RECORD LIST =
========
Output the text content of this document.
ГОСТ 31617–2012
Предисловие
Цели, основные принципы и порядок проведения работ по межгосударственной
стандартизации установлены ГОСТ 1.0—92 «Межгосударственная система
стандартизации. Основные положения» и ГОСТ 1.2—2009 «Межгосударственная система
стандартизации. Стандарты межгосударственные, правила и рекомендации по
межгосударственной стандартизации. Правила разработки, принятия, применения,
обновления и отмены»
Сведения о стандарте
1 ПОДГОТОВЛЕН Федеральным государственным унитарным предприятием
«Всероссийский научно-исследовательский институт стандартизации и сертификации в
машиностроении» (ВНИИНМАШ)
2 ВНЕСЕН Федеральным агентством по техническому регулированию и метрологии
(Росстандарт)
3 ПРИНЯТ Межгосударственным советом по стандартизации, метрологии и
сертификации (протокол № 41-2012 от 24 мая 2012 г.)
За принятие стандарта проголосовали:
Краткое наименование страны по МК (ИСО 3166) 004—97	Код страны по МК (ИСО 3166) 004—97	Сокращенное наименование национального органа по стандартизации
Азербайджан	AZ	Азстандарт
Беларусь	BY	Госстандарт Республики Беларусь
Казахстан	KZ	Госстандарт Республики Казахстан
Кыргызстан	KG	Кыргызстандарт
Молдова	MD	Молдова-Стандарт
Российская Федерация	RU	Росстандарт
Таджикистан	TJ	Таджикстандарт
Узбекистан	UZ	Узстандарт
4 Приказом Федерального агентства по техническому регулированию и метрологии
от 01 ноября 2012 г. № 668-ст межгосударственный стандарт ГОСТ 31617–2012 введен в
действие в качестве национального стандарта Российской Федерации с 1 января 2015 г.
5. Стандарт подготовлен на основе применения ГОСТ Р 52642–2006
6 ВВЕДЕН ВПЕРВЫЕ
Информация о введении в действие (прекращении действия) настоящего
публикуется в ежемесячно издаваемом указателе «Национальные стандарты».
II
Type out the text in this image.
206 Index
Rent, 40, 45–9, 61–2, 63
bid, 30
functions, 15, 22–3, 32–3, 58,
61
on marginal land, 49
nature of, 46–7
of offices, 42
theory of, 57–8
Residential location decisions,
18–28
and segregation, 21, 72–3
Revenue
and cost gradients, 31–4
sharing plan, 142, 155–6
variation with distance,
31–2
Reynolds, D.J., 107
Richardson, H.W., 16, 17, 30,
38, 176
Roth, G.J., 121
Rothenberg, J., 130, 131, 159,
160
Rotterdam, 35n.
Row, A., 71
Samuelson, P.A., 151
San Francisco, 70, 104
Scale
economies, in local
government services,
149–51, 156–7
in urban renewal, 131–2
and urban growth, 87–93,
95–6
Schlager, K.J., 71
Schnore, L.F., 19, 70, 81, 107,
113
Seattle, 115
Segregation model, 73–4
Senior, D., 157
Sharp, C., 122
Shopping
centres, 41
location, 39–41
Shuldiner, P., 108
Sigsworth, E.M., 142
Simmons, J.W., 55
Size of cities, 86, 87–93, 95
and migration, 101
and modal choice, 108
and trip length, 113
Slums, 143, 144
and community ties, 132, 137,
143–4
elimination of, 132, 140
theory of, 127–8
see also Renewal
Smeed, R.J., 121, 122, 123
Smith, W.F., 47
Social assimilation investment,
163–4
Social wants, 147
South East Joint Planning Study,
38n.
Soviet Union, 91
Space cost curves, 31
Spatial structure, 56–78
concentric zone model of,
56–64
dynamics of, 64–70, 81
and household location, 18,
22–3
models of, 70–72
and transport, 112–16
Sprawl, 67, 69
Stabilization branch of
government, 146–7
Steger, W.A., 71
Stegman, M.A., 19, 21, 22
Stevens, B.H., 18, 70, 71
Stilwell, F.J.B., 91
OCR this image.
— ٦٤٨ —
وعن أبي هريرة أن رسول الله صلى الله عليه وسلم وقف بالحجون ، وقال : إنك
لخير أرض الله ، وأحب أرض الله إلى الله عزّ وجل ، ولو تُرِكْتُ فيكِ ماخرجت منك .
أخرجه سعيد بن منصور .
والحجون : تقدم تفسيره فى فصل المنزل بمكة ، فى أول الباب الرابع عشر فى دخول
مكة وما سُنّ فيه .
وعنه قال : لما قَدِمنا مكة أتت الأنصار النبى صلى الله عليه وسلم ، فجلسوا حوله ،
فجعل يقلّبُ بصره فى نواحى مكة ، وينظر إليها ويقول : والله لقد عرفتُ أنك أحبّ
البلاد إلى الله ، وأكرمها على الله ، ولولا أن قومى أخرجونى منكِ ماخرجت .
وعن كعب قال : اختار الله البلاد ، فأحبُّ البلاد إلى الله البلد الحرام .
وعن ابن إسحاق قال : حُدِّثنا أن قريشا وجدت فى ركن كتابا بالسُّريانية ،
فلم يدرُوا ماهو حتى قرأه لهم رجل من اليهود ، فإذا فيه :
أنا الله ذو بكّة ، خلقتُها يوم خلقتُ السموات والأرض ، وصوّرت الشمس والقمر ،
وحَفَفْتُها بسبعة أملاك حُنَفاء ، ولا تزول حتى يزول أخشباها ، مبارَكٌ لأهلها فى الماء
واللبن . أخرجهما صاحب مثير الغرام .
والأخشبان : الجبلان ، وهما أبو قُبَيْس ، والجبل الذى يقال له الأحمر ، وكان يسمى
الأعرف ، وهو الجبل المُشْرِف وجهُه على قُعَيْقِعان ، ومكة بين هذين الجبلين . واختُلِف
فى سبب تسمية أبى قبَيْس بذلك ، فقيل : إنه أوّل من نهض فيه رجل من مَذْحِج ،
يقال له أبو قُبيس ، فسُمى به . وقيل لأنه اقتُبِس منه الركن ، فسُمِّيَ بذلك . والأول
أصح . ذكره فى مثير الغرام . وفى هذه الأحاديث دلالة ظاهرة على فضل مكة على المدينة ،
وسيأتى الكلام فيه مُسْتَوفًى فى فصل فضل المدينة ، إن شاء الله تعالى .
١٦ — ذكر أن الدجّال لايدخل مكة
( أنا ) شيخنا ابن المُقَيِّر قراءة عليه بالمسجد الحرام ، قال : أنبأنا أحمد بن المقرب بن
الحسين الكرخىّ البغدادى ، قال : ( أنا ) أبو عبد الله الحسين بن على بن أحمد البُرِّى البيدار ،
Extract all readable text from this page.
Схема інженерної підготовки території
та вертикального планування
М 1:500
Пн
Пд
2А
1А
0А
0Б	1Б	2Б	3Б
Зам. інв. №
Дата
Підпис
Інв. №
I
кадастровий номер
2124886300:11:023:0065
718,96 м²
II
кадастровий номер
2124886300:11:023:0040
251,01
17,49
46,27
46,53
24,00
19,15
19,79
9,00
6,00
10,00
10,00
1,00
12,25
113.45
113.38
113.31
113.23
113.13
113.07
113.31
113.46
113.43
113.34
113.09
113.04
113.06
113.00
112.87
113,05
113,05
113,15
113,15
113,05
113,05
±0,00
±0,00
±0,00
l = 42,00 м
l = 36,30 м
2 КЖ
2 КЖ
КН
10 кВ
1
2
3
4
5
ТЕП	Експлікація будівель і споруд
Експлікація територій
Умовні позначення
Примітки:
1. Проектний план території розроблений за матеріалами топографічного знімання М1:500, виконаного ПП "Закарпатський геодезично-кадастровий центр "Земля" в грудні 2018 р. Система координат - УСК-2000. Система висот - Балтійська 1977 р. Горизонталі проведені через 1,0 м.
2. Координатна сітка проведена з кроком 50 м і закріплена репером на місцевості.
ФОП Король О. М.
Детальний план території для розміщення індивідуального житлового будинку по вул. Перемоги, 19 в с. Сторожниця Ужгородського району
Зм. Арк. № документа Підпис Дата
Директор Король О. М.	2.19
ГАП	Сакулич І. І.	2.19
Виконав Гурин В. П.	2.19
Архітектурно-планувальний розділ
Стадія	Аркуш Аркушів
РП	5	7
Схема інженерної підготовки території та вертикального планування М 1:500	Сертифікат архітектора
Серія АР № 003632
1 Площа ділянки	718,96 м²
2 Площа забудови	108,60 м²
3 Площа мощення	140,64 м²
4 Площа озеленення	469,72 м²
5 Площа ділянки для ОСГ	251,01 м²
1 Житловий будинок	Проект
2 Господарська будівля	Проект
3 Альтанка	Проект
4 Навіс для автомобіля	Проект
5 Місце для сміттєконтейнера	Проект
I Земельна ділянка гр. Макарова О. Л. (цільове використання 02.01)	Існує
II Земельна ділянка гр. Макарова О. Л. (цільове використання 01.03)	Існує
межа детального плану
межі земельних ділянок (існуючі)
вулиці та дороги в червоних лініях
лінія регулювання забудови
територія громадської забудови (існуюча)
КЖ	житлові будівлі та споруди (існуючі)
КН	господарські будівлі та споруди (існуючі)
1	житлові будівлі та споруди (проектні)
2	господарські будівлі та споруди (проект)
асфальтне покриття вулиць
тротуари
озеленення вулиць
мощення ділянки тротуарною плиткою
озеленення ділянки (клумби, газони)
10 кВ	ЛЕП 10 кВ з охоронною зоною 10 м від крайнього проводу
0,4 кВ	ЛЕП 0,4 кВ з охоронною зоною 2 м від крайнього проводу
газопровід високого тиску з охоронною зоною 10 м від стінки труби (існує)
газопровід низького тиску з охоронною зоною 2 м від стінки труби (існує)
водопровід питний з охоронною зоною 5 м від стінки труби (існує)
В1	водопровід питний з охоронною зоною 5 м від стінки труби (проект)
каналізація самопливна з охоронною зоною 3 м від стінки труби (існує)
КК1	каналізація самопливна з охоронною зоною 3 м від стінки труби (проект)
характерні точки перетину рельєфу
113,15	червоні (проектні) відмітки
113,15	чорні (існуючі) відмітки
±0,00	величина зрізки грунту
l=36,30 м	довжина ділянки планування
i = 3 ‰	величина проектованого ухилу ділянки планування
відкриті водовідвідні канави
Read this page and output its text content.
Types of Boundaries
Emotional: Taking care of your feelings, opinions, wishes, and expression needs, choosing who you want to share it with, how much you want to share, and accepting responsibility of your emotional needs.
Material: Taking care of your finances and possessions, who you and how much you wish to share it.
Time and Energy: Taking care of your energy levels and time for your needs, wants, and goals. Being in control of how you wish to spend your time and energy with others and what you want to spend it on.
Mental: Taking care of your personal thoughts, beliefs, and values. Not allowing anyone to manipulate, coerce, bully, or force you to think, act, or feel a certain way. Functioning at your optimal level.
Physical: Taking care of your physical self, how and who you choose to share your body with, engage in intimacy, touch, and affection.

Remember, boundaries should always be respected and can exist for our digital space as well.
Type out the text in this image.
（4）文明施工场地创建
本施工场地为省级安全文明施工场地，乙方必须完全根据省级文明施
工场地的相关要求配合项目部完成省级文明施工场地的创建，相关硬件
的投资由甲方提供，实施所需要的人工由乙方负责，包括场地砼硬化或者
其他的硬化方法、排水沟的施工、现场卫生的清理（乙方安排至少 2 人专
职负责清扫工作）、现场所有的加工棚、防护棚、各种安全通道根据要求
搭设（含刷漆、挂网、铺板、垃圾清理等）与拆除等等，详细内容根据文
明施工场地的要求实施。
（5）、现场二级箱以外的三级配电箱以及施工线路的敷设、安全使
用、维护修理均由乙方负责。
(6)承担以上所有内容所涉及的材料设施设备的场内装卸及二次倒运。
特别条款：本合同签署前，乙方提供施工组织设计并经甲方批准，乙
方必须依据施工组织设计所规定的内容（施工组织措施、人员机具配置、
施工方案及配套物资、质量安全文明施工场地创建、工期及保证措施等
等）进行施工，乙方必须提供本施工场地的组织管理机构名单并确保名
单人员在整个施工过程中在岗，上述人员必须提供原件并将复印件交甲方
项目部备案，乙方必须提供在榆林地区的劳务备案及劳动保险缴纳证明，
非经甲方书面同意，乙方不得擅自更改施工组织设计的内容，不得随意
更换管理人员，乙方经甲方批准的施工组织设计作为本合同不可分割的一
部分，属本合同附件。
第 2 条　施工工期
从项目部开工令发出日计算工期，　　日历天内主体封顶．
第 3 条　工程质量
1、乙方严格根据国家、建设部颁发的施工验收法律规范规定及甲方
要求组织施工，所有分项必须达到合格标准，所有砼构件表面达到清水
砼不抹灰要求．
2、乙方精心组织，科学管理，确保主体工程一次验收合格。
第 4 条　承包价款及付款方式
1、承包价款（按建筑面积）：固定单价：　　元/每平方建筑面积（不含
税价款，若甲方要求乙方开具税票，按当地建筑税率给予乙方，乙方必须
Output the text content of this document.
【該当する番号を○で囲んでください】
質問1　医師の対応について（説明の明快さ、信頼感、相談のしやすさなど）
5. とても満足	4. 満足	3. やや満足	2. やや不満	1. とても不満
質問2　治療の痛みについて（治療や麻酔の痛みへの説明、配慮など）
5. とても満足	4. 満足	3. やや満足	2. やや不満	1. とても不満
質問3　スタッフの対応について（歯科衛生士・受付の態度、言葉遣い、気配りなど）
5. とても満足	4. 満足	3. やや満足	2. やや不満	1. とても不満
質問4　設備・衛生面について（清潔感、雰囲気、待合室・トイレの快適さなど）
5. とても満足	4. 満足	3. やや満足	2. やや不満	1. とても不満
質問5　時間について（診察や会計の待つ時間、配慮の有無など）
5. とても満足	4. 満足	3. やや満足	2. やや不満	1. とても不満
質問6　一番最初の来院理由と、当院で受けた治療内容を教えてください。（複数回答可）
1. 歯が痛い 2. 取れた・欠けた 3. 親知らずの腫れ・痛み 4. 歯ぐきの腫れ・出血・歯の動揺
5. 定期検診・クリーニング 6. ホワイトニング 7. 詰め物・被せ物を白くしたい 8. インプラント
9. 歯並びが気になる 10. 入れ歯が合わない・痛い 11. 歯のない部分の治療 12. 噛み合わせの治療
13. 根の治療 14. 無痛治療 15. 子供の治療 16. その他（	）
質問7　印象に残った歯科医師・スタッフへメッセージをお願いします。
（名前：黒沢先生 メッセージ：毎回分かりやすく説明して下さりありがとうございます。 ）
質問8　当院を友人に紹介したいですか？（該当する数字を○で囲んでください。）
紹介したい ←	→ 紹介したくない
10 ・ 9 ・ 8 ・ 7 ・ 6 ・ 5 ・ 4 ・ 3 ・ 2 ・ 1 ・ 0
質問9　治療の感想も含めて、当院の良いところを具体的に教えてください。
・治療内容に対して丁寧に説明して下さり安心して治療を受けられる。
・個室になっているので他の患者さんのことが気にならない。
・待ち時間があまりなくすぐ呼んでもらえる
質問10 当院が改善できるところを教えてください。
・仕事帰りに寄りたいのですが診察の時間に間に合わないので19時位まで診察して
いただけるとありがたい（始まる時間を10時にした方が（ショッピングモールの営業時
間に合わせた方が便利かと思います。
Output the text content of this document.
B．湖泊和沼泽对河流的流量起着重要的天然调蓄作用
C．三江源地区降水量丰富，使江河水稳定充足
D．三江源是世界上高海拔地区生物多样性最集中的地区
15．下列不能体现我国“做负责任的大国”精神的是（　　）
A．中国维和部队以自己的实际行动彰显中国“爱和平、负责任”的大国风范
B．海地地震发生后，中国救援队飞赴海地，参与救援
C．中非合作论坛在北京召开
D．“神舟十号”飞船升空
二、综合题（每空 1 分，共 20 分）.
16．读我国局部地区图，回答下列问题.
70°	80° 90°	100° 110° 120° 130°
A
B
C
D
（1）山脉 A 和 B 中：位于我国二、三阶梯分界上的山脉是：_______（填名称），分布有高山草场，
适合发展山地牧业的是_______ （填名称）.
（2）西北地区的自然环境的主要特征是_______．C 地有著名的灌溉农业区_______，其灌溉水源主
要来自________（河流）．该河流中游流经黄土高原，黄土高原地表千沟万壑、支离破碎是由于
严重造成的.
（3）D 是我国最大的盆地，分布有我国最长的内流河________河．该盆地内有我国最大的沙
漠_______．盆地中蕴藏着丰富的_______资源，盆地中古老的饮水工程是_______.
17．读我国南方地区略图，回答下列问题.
========
WHAT IS NEEDED =
Read the entries and pick out all lines that include the word "підготовки".

ANSWER BELOW =
Схема інженерної підготовки території
Схема інженерної підготовки території та вертикального планування М 1:500	Сертифікат архітектора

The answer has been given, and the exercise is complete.